Omit the images. Copy each entry word for word.

[Start]

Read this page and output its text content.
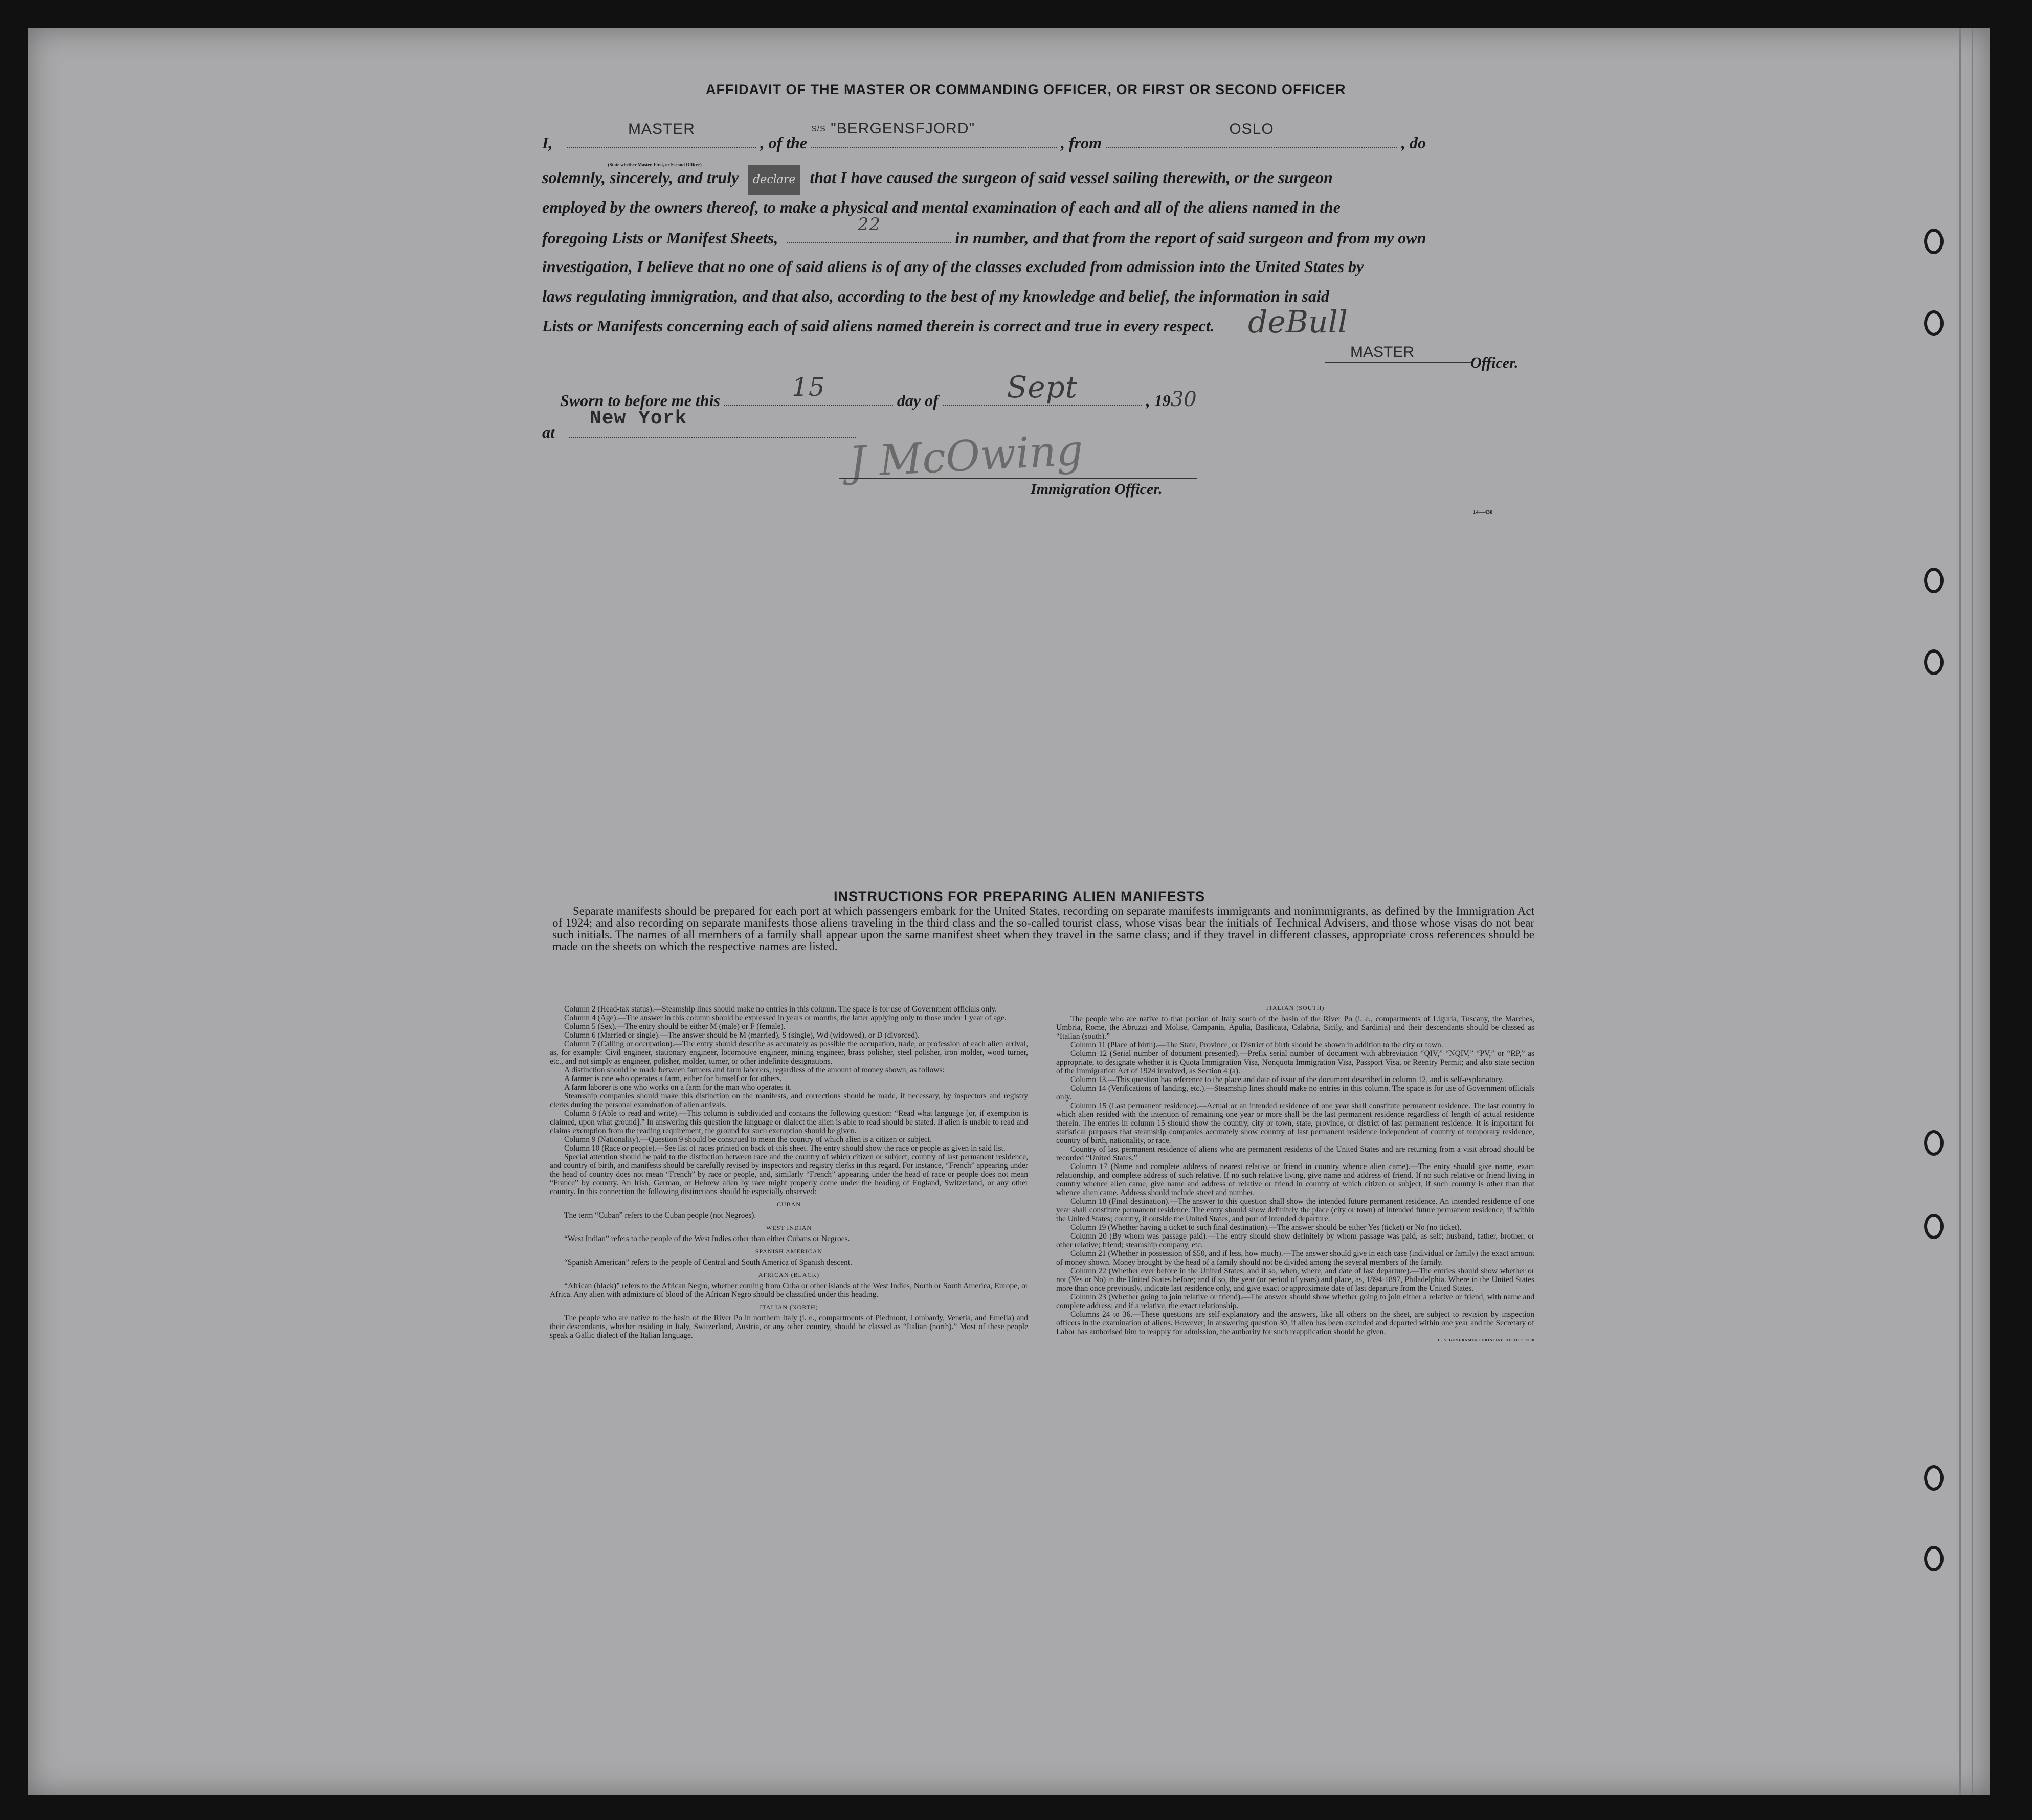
AFFIDAVIT OF THE MASTER OR COMMANDING OFFICER, OR FIRST OR SECOND OFFICER
I,
MASTER
(State whether Master, First, or Second Officer)
, of the
S/S "BERGENSFJORD"
, from
OSLO
, do
solemnly, sincerely, and truly declare that I have caused the surgeon of said vessel sailing therewith, or the surgeon
employed by the owners thereof, to make a physical and mental examination of each and all of the aliens named in the
foregoing Lists or Manifest Sheets,
22
in number, and that from the report of said surgeon and from my own
investigation, I believe that no one of said aliens is of any of the classes excluded from admission into the United States by
laws regulating immigration, and that also, according to the best of my knowledge and belief, the information in said
Lists or Manifests concerning each of said aliens named therein is correct and true in every respect.	deBull
MASTER
Officer.
Sworn to before me this	15	day of	Sept	, 1930
at
New York
J McOwing
Immigration Officer.
14—430
INSTRUCTIONS FOR PREPARING ALIEN MANIFESTS
Separate manifests should be prepared for each port at which passengers embark for the United States, recording on separate manifests immigrants and nonimmigrants, as defined by the Immigration Act of 1924; and also recording on separate manifests those aliens traveling in the third class and the so-called tourist class, whose visas bear the initials of Technical Advisers, and those whose visas do not bear such initials. The names of all members of a family shall appear upon the same manifest sheet when they travel in the same class; and if they travel in different classes, appropriate cross references should be made on the sheets on which the respective names are listed.

Column 2 (Head-tax status).—Steamship lines should make no entries in this column. The space is for use of Government officials only.

Column 4 (Age).—The answer in this column should be expressed in years or months, the latter applying only to those under 1 year of age.

Column 5 (Sex).—The entry should be either M (male) or F (female).

Column 6 (Married or single).—The answer should be M (married), S (single), Wd (widowed), or D (divorced).

Column 7 (Calling or occupation).—The entry should describe as accurately as possible the occupation, trade, or profession of each alien arrival, as, for example: Civil engineer, stationary engineer, locomotive engineer, mining engineer, brass polisher, steel polisher, iron molder, wood turner, etc., and not simply as engineer, polisher, molder, turner, or other indefinite designations.

A distinction should be made between farmers and farm laborers, regardless of the amount of money shown, as follows:

A farmer is one who operates a farm, either for himself or for others.

A farm laborer is one who works on a farm for the man who operates it.

Steamship companies should make this distinction on the manifests, and corrections should be made, if necessary, by inspectors and registry clerks during the personal examination of alien arrivals.

Column 8 (Able to read and write).—This column is subdivided and contains the following question: “Read what language [or, if exemption is claimed, upon what ground].” In answering this question the language or dialect the alien is able to read should be stated. If alien is unable to read and claims exemption from the reading requirement, the ground for such exemption should be given.

Column 9 (Nationality).—Question 9 should be construed to mean the country of which alien is a citizen or subject.

Column 10 (Race or people).—See list of races printed on back of this sheet. The entry should show the race or people as given in said list.

Special attention should be paid to the distinction between race and the country of which citizen or subject, country of last permanent residence, and country of birth, and manifests should be carefully revised by inspectors and registry clerks in this regard. For instance, “French” appearing under the head of country does not mean “French” by race or people, and, similarly “French” appearing under the head of race or people does not mean “France” by country. An Irish, German, or Hebrew alien by race might properly come under the heading of England, Switzerland, or any other country. In this connection the following distinctions should be especially observed:

CUBAN

The term “Cuban” refers to the Cuban people (not Negroes).

WEST INDIAN

“West Indian” refers to the people of the West Indies other than either Cubans or Negroes.

SPANISH AMERICAN

“Spanish American” refers to the people of Central and South America of Spanish descent.

AFRICAN (BLACK)

“African (black)” refers to the African Negro, whether coming from Cuba or other islands of the West Indies, North or South America, Europe, or Africa. Any alien with admixture of blood of the African Negro should be classified under this heading.

ITALIAN (NORTH)

The people who are native to the basin of the River Po in northern Italy (i. e., compartments of Piedmont, Lombardy, Venetia, and Emelia) and their descendants, whether residing in Italy, Switzerland, Austria, or any other country, should be classed as “Italian (north).” Most of these people speak a Gallic dialect of the Italian language.

ITALIAN (SOUTH)

The people who are native to that portion of Italy south of the basin of the River Po (i. e., compartments of Liguria, Tuscany, the Marches, Umbria, Rome, the Abruzzi and Molise, Campania, Apulia, Basilicata, Calabria, Sicily, and Sardinia) and their descendants should be classed as “Italian (south).”

Column 11 (Place of birth).—The State, Province, or District of birth should be shown in addition to the city or town.

Column 12 (Serial number of document presented).—Prefix serial number of document with abbreviation “QIV,” “NQIV,” “PV,” or “RP,” as appropriate, to designate whether it is Quota Immigration Visa, Nonquota Immigration Visa, Passport Visa, or Reentry Permit; and also state section of the Immigration Act of 1924 involved, as Section 4 (a).

Column 13.—This question has reference to the place and date of issue of the document described in column 12, and is self-explanatory.

Column 14 (Verifications of landing, etc.).—Steamship lines should make no entries in this column. The space is for use of Government officials only.

Column 15 (Last permanent residence).—Actual or an intended residence of one year shall constitute permanent residence. The last country in which alien resided with the intention of remaining one year or more shall be the last permanent residence regardless of length of actual residence therein. The entries in column 15 should show the country, city or town, state, province, or district of last permanent residence. It is important for statistical purposes that steamship companies accurately show country of last permanent residence independent of country of temporary residence, country of birth, nationality, or race.

Country of last permanent residence of aliens who are permanent residents of the United States and are returning from a visit abroad should be recorded “United States.”

Column 17 (Name and complete address of nearest relative or friend in country whence alien came).—The entry should give name, exact relationship, and complete address of such relative. If no such relative living, give name and address of friend. If no such relative or friend living in country whence alien came, give name and address of relative or friend in country of which citizen or subject, if such country is other than that whence alien came. Address should include street and number.

Column 18 (Final destination).—The answer to this question shall show the intended future permanent residence. An intended residence of one year shall constitute permanent residence. The entry should show definitely the place (city or town) of intended future permanent residence, if within the United States; country, if outside the United States, and port of intended departure.

Column 19 (Whether having a ticket to such final destination).—The answer should be either Yes (ticket) or No (no ticket).

Column 20 (By whom was passage paid).—The entry should show definitely by whom passage was paid, as self; husband, father, brother, or other relative; friend; steamship company, etc.

Column 21 (Whether in possession of $50, and if less, how much).—The answer should give in each case (individual or family) the exact amount of money shown. Money brought by the head of a family should not be divided among the several members of the family.

Column 22 (Whether ever before in the United States; and if so, when, where, and date of last departure).—The entries should show whether or not (Yes or No) in the United States before; and if so, the year (or period of years) and place, as, 1894-1897, Philadelphia. Where in the United States more than once previously, indicate last residence only, and give exact or approximate date of last departure from the United States.

Column 23 (Whether going to join relative or friend).—The answer should show whether going to join either a relative or friend, with name and complete address; and if a relative, the exact relationship.

Columns 24 to 36.—These questions are self-explanatory and the answers, like all others on the sheet, are subject to revision by inspection officers in the examination of aliens. However, in answering question 30, if alien has been excluded and deported within one year and the Secretary of Labor has authorised him to reapply for admission, the authority for such reapplication should be given.

U. S. GOVERNMENT PRINTING OFFICE: 1930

[End]

**Correct output:**
Read this page and output its text content.
AFFIDAVIT OF THE MASTER OR COMMANDING OFFICER, OR FIRST OR SECOND OFFICER
I,
MASTER
(State whether Master, First, or Second Officer)
, of the
S/S "BERGENSFJORD"
, from
OSLO
, do
solemnly, sincerely, and truly declare that I have caused the surgeon of said vessel sailing therewith, or the surgeon
employed by the owners thereof, to make a physical and mental examination of each and all of the aliens named in the
foregoing Lists or Manifest Sheets,
22
in number, and that from the report of said surgeon and from my own
investigation, I believe that no one of said aliens is of any of the classes excluded from admission into the United States by
laws regulating immigration, and that also, according to the best of my knowledge and belief, the information in said
Lists or Manifests concerning each of said aliens named therein is correct and true in every respect.	deBull
MASTER
Officer.
Sworn to before me this	15	day of	Sept	, 1930
at
New York
J McOwing
Immigration Officer.
14—430
INSTRUCTIONS FOR PREPARING ALIEN MANIFESTS
Separate manifests should be prepared for each port at which passengers embark for the United States, recording on separate manifests immigrants and nonimmigrants, as defined by the Immigration Act of 1924; and also recording on separate manifests those aliens traveling in the third class and the so-called tourist class, whose visas bear the initials of Technical Advisers, and those whose visas do not bear such initials. The names of all members of a family shall appear upon the same manifest sheet when they travel in the same class; and if they travel in different classes, appropriate cross references should be made on the sheets on which the respective names are listed.

Column 2 (Head-tax status).—Steamship lines should make no entries in this column. The space is for use of Government officials only.

Column 4 (Age).—The answer in this column should be expressed in years or months, the latter applying only to those under 1 year of age.

Column 5 (Sex).—The entry should be either M (male) or F (female).

Column 6 (Married or single).—The answer should be M (married), S (single), Wd (widowed), or D (divorced).

Column 7 (Calling or occupation).—The entry should describe as accurately as possible the occupation, trade, or profession of each alien arrival, as, for example: Civil engineer, stationary engineer, locomotive engineer, mining engineer, brass polisher, steel polisher, iron molder, wood turner, etc., and not simply as engineer, polisher, molder, turner, or other indefinite designations.

A distinction should be made between farmers and farm laborers, regardless of the amount of money shown, as follows:

A farmer is one who operates a farm, either for himself or for others.

A farm laborer is one who works on a farm for the man who operates it.

Steamship companies should make this distinction on the manifests, and corrections should be made, if necessary, by inspectors and registry clerks during the personal examination of alien arrivals.

Column 8 (Able to read and write).—This column is subdivided and contains the following question: “Read what language [or, if exemption is claimed, upon what ground].” In answering this question the language or dialect the alien is able to read should be stated. If alien is unable to read and claims exemption from the reading requirement, the ground for such exemption should be given.

Column 9 (Nationality).—Question 9 should be construed to mean the country of which alien is a citizen or subject.

Column 10 (Race or people).—See list of races printed on back of this sheet. The entry should show the race or people as given in said list.

Special attention should be paid to the distinction between race and the country of which citizen or subject, country of last permanent residence, and country of birth, and manifests should be carefully revised by inspectors and registry clerks in this regard. For instance, “French” appearing under the head of country does not mean “French” by race or people, and, similarly “French” appearing under the head of race or people does not mean “France” by country. An Irish, German, or Hebrew alien by race might properly come under the heading of England, Switzerland, or any other country. In this connection the following distinctions should be especially observed:

CUBAN

The term “Cuban” refers to the Cuban people (not Negroes).

WEST INDIAN

“West Indian” refers to the people of the West Indies other than either Cubans or Negroes.

SPANISH AMERICAN

“Spanish American” refers to the people of Central and South America of Spanish descent.

AFRICAN (BLACK)

“African (black)” refers to the African Negro, whether coming from Cuba or other islands of the West Indies, North or South America, Europe, or Africa. Any alien with admixture of blood of the African Negro should be classified under this heading.

ITALIAN (NORTH)

The people who are native to the basin of the River Po in northern Italy (i. e., compartments of Piedmont, Lombardy, Venetia, and Emelia) and their descendants, whether residing in Italy, Switzerland, Austria, or any other country, should be classed as “Italian (north).” Most of these people speak a Gallic dialect of the Italian language.

ITALIAN (SOUTH)

The people who are native to that portion of Italy south of the basin of the River Po (i. e., compartments of Liguria, Tuscany, the Marches, Umbria, Rome, the Abruzzi and Molise, Campania, Apulia, Basilicata, Calabria, Sicily, and Sardinia) and their descendants should be classed as “Italian (south).”

Column 11 (Place of birth).—The State, Province, or District of birth should be shown in addition to the city or town.

Column 12 (Serial number of document presented).—Prefix serial number of document with abbreviation “QIV,” “NQIV,” “PV,” or “RP,” as appropriate, to designate whether it is Quota Immigration Visa, Nonquota Immigration Visa, Passport Visa, or Reentry Permit; and also state section of the Immigration Act of 1924 involved, as Section 4 (a).

Column 13.—This question has reference to the place and date of issue of the document described in column 12, and is self-explanatory.

Column 14 (Verifications of landing, etc.).—Steamship lines should make no entries in this column. The space is for use of Government officials only.

Column 15 (Last permanent residence).—Actual or an intended residence of one year shall constitute permanent residence. The last country in which alien resided with the intention of remaining one year or more shall be the last permanent residence regardless of length of actual residence therein. The entries in column 15 should show the country, city or town, state, province, or district of last permanent residence. It is important for statistical purposes that steamship companies accurately show country of last permanent residence independent of country of temporary residence, country of birth, nationality, or race.

Country of last permanent residence of aliens who are permanent residents of the United States and are returning from a visit abroad should be recorded “United States.”

Column 17 (Name and complete address of nearest relative or friend in country whence alien came).—The entry should give name, exact relationship, and complete address of such relative. If no such relative living, give name and address of friend. If no such relative or friend living in country whence alien came, give name and address of relative or friend in country of which citizen or subject, if such country is other than that whence alien came. Address should include street and number.

Column 18 (Final destination).—The answer to this question shall show the intended future permanent residence. An intended residence of one year shall constitute permanent residence. The entry should show definitely the place (city or town) of intended future permanent residence, if within the United States; country, if outside the United States, and port of intended departure.

Column 19 (Whether having a ticket to such final destination).—The answer should be either Yes (ticket) or No (no ticket).

Column 20 (By whom was passage paid).—The entry should show definitely by whom passage was paid, as self; husband, father, brother, or other relative; friend; steamship company, etc.

Column 21 (Whether in possession of $50, and if less, how much).—The answer should give in each case (individual or family) the exact amount of money shown. Money brought by the head of a family should not be divided among the several members of the family.

Column 22 (Whether ever before in the United States; and if so, when, where, and date of last departure).—The entries should show whether or not (Yes or No) in the United States before; and if so, the year (or period of years) and place, as, 1894-1897, Philadelphia. Where in the United States more than once previously, indicate last residence only, and give exact or approximate date of last departure from the United States.

Column 23 (Whether going to join relative or friend).—The answer should show whether going to join either a relative or friend, with name and complete address; and if a relative, the exact relationship.

Columns 24 to 36.—These questions are self-explanatory and the answers, like all others on the sheet, are subject to revision by inspection officers in the examination of aliens. However, in answering question 30, if alien has been excluded and deported within one year and the Secretary of Labor has authorised him to reapply for admission, the authority for such reapplication should be given.

U. S. GOVERNMENT PRINTING OFFICE: 1930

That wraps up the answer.